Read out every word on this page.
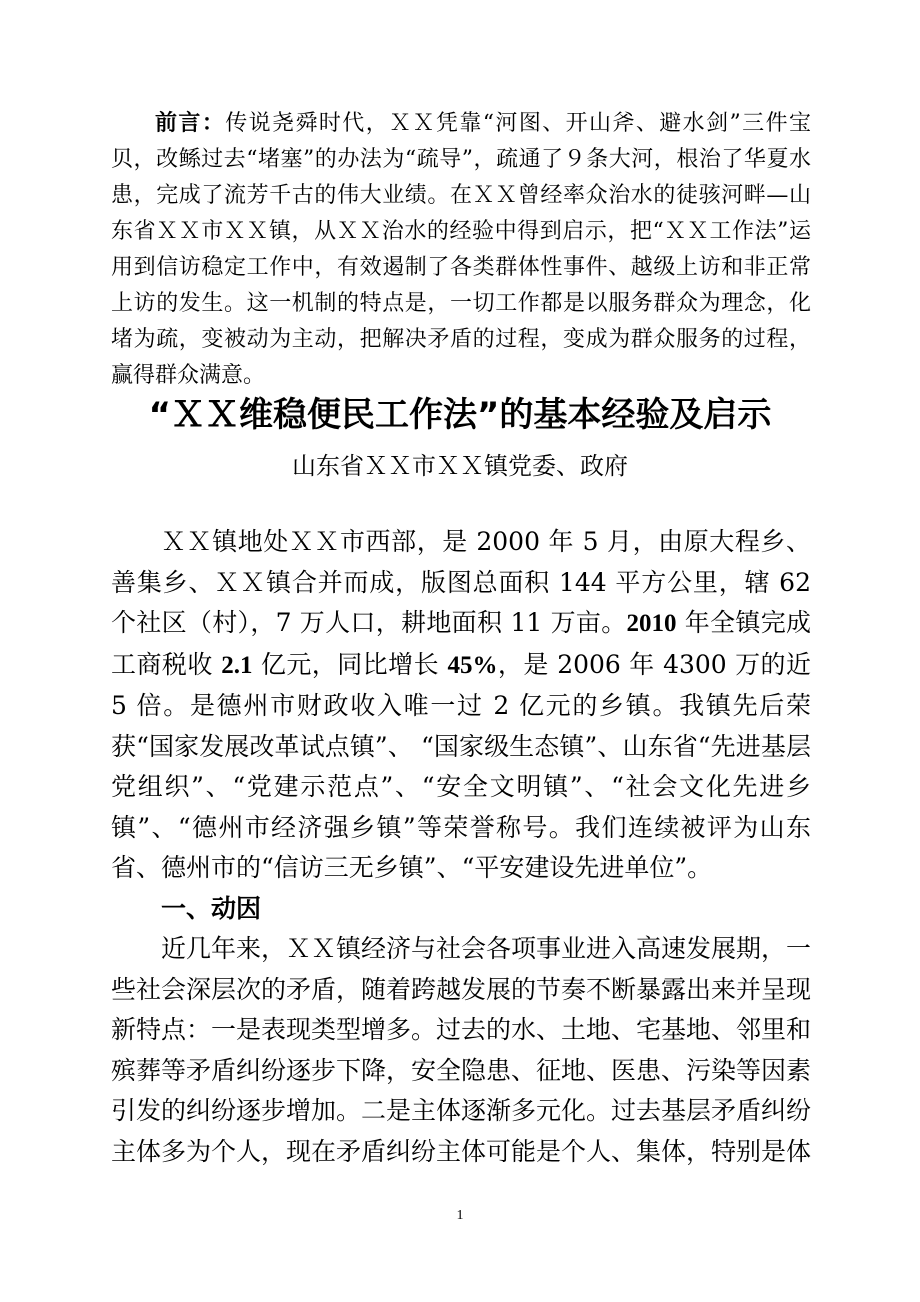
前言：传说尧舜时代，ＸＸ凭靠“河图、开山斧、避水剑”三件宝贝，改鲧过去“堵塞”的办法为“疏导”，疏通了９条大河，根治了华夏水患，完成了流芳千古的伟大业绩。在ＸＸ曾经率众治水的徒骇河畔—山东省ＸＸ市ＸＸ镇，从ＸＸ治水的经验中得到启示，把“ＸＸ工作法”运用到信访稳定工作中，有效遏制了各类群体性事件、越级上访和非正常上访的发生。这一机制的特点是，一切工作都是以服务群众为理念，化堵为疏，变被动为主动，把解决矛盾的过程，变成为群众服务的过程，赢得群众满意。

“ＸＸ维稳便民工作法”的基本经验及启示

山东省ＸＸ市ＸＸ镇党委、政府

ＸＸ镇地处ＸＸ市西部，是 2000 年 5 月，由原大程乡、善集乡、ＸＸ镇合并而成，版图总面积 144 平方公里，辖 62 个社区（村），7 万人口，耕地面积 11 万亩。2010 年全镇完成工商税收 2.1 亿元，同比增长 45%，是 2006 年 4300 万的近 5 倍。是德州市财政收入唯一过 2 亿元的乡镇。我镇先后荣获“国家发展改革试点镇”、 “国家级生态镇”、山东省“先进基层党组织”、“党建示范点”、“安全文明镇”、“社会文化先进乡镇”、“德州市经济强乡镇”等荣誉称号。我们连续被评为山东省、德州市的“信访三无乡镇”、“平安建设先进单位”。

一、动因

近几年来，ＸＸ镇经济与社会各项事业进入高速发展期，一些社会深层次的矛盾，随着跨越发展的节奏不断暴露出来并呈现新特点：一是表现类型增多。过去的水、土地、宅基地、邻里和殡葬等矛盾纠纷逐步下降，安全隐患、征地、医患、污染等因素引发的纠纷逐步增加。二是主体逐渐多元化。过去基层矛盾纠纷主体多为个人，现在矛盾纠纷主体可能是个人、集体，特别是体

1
* * *
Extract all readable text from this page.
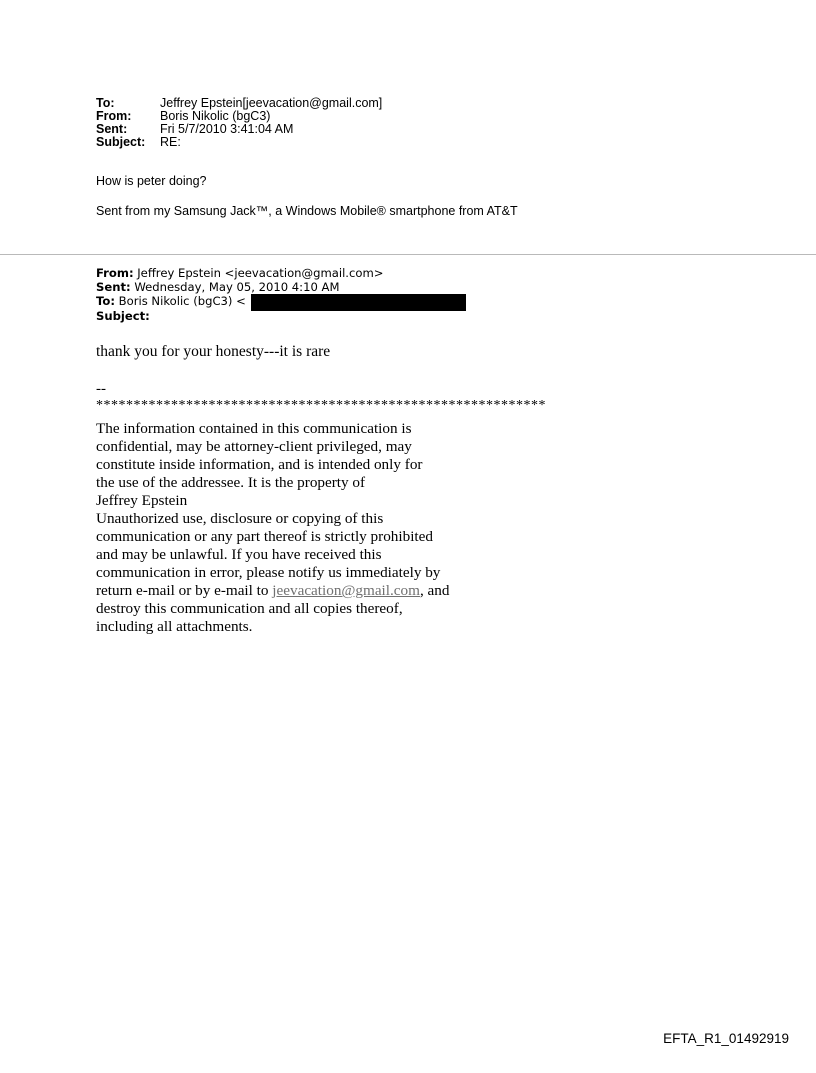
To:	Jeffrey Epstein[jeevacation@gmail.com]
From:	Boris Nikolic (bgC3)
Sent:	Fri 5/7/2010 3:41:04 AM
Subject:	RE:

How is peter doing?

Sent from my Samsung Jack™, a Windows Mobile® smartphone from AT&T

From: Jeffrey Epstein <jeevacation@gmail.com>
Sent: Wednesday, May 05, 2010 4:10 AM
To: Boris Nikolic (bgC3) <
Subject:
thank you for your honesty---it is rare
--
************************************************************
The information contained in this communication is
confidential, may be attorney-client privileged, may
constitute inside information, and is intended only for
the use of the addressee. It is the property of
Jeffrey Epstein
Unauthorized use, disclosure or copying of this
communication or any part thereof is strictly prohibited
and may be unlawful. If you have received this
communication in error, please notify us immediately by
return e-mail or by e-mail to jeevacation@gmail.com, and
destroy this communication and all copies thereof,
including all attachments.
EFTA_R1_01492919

Given exercise =
Extract every line above containing the word "Nikolic".

The completed task =
From:	Boris Nikolic (bgC3)
To: Boris Nikolic (bgC3) <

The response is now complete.